Short task >>
All lines holding the string "Teks" are to be shown.

[Stored items from a collection]
• • • • •

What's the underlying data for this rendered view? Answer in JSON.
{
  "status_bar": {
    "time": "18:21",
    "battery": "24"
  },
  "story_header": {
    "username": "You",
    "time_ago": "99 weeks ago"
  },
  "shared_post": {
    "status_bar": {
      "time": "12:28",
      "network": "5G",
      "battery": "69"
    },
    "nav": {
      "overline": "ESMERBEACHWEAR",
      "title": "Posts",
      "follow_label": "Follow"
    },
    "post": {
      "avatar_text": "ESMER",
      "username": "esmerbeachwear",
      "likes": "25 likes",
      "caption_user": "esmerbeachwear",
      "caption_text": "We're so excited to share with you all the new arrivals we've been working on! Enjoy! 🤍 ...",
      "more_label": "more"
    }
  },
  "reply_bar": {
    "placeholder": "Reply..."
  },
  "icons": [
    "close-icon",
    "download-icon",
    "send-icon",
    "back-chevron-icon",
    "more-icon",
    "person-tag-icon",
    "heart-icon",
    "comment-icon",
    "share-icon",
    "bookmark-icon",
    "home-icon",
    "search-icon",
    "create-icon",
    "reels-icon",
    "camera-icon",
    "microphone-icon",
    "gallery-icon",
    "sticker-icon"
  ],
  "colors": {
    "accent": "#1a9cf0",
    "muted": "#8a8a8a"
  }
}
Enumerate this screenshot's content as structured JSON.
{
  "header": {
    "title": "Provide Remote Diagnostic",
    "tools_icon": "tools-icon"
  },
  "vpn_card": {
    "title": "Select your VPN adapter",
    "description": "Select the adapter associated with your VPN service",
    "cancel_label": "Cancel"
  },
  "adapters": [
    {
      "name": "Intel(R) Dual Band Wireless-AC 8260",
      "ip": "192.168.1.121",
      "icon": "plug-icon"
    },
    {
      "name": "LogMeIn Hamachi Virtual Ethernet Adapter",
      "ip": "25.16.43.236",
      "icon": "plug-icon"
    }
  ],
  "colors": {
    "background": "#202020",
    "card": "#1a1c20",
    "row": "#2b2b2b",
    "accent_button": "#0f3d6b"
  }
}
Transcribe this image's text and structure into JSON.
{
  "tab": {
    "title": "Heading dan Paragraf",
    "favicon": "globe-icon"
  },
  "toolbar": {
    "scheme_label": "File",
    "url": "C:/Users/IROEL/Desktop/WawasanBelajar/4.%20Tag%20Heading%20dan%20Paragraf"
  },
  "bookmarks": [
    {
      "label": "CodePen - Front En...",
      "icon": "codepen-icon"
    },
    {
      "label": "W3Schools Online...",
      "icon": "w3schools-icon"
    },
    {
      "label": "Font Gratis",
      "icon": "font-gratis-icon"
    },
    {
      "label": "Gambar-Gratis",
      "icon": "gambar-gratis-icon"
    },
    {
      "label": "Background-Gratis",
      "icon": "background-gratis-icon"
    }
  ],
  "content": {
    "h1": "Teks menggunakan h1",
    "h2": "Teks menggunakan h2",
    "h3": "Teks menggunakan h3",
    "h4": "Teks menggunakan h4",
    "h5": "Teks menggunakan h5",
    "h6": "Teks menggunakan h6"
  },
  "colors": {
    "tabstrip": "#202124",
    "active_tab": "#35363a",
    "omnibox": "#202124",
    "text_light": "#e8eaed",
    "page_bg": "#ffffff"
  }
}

• • • • •

Result >>
    "h1": "Teks menggunakan h1",
    "h2": "Teks menggunakan h2",
    "h3": "Teks menggunakan h3",
    "h4": "Teks menggunakan h4",
    "h5": "Teks menggunakan h5",
    "h6": "Teks menggunakan h6"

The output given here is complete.